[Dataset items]
--------------------------------

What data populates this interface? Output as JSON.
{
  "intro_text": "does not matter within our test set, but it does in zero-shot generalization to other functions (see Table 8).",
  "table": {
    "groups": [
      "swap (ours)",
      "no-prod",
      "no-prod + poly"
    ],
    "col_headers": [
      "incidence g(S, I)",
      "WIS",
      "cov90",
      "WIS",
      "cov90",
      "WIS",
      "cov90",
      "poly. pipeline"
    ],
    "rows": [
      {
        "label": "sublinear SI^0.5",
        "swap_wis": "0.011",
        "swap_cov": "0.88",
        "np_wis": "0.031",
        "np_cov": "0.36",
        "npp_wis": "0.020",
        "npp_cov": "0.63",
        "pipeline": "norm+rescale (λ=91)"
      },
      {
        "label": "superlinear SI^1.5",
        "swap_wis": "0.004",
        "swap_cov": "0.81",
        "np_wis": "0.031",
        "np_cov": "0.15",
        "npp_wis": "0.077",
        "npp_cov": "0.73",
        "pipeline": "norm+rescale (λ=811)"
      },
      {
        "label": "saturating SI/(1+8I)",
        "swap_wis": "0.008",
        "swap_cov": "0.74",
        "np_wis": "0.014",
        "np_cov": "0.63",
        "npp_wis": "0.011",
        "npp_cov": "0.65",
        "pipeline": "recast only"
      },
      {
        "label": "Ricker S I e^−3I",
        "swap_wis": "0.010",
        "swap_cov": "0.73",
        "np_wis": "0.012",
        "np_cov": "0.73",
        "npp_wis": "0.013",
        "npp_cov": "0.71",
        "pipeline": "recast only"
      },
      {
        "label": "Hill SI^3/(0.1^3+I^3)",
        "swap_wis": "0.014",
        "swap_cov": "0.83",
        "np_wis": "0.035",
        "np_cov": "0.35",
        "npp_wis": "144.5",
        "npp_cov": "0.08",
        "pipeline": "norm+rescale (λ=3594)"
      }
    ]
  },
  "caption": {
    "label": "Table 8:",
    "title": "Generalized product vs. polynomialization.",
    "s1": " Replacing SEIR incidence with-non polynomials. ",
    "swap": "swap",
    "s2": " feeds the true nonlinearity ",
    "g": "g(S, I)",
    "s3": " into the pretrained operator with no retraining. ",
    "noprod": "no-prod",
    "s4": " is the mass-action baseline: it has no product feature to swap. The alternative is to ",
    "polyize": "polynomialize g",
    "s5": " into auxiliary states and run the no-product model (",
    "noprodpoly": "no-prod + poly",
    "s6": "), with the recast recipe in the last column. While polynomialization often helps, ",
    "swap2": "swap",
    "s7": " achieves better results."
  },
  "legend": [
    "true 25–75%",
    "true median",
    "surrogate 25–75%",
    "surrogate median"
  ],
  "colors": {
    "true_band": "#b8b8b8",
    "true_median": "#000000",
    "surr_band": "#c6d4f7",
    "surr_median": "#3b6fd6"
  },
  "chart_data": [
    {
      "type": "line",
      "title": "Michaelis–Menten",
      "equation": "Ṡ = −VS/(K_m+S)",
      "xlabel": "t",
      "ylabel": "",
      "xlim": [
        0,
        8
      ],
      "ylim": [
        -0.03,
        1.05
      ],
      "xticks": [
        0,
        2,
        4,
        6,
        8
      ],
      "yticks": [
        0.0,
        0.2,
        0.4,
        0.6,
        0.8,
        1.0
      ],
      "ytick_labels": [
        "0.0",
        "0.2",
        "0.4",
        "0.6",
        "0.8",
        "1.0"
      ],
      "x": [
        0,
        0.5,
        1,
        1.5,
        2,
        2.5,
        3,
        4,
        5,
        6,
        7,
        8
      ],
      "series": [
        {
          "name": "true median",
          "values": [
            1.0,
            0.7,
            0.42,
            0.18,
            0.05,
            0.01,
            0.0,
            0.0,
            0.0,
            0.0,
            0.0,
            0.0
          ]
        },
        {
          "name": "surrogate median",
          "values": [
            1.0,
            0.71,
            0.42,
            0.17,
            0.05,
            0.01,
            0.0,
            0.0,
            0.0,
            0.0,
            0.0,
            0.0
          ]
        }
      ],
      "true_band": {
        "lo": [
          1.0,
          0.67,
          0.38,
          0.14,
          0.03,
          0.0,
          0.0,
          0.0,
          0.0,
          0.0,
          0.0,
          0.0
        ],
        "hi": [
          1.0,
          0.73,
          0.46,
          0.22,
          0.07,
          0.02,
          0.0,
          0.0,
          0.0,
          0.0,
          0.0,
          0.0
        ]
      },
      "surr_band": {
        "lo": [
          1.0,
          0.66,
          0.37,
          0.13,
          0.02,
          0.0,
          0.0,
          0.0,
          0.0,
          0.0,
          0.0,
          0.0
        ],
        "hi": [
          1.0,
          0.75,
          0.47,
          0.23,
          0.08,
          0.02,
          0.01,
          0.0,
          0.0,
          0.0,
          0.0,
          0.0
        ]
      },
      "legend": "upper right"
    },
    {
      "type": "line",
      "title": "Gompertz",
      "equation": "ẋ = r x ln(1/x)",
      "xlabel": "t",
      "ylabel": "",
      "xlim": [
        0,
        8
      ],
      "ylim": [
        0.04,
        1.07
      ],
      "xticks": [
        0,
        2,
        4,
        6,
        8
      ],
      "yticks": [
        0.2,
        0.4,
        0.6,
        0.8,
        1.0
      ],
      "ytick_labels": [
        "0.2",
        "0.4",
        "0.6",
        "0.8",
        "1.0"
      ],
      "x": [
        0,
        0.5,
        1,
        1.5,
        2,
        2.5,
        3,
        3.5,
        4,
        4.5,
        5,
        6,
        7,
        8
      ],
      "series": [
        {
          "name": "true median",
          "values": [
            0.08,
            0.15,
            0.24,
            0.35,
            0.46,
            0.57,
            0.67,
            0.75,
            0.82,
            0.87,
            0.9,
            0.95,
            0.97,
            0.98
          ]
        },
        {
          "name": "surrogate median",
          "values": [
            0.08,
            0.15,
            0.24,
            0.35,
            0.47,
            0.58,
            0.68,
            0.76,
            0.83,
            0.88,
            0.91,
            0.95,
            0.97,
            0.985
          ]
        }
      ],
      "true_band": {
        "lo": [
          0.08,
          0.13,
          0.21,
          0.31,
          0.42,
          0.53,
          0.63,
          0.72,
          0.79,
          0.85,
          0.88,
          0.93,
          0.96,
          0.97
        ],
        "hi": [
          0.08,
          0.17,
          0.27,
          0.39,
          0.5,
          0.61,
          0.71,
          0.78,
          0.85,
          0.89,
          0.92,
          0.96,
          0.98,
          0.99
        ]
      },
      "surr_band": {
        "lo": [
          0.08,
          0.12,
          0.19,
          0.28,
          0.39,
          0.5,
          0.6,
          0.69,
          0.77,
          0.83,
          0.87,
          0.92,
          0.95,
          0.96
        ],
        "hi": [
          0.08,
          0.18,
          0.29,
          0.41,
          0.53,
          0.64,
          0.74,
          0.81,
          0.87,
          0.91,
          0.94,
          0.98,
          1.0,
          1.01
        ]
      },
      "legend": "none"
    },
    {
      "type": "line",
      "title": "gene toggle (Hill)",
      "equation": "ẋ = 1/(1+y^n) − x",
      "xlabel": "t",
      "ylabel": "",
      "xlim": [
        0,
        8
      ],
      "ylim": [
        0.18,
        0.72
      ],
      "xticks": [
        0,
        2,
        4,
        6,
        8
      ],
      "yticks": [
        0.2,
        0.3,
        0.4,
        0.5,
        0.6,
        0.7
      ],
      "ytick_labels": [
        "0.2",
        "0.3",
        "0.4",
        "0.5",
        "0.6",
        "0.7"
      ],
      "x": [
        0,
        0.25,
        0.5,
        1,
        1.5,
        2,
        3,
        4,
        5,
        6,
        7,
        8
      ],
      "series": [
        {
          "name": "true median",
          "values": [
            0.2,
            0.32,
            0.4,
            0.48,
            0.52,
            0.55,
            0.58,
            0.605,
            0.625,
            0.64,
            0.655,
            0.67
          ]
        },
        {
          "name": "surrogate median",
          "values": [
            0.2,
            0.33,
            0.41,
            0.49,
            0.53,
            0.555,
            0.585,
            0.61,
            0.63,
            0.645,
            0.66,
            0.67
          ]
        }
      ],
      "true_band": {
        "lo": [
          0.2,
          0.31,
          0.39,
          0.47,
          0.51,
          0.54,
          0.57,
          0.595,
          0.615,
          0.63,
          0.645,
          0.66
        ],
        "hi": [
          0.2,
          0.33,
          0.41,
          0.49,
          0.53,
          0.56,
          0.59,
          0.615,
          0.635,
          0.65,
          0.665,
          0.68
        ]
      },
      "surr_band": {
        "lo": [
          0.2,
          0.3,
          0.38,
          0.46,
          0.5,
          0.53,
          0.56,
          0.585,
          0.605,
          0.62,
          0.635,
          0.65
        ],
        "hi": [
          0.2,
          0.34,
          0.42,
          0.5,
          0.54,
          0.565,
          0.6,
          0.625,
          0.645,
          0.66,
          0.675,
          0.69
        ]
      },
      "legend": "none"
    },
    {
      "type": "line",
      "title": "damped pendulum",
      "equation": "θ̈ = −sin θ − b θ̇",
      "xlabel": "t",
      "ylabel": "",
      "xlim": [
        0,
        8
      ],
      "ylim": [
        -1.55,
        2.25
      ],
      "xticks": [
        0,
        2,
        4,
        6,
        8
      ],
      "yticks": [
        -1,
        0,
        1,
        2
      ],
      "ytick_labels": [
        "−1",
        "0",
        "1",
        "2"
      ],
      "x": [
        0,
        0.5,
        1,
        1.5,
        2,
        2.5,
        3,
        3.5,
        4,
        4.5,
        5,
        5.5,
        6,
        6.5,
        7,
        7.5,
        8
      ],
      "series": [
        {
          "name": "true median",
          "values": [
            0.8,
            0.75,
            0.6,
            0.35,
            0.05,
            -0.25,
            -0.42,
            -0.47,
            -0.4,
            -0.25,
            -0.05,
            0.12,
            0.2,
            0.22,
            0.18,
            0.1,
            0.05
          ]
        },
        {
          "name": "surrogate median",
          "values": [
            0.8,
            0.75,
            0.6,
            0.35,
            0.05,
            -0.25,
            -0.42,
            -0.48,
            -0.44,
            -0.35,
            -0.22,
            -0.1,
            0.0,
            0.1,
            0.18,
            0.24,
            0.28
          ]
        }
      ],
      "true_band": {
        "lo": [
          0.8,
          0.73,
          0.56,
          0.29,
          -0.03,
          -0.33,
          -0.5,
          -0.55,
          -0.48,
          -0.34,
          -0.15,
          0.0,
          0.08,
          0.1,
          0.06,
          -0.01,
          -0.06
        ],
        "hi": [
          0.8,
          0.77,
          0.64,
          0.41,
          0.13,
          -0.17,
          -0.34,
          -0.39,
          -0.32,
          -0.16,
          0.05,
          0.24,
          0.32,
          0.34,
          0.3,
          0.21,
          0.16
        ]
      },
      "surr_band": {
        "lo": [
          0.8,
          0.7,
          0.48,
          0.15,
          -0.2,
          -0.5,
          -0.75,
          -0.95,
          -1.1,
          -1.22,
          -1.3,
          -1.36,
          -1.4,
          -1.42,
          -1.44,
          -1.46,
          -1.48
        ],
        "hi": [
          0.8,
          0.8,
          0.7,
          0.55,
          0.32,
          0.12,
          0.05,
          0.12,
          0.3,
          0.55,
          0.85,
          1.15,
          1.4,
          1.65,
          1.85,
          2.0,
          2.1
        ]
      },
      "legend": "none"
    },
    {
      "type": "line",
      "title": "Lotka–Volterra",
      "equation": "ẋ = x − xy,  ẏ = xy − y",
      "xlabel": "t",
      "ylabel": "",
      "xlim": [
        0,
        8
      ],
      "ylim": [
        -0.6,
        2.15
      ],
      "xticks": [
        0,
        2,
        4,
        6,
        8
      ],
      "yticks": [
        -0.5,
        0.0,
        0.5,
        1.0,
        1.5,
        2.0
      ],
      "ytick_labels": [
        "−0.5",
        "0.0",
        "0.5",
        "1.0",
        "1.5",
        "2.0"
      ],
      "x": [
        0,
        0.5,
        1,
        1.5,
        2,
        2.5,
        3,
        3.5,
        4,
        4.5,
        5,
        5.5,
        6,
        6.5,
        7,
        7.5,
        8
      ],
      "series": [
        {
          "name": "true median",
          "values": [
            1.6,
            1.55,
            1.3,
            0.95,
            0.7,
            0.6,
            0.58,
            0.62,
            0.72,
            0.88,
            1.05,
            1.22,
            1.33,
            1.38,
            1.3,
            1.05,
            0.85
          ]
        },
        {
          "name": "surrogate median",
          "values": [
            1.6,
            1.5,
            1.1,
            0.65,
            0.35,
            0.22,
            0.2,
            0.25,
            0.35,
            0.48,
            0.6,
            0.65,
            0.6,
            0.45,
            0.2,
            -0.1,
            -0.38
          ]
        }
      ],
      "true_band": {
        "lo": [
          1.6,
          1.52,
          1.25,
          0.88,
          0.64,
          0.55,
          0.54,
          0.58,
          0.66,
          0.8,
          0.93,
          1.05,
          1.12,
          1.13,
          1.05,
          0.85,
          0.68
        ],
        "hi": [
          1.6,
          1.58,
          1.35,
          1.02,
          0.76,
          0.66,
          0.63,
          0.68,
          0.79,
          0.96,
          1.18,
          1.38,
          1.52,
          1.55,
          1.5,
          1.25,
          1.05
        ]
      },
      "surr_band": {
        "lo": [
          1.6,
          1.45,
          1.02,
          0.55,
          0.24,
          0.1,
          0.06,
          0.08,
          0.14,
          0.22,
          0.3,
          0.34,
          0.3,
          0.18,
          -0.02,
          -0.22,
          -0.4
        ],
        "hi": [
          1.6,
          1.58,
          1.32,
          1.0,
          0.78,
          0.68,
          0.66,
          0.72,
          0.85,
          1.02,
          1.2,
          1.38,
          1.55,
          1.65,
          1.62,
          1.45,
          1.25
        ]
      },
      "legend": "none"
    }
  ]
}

--------------------------------

# [Problem]
Check the data for the word "into" and pull out the lines that have it.

# [Written solution]
    "s3": " into the pretrained operator with no retraining. ",
    "s5": " into auxiliary states and run the no-product model (",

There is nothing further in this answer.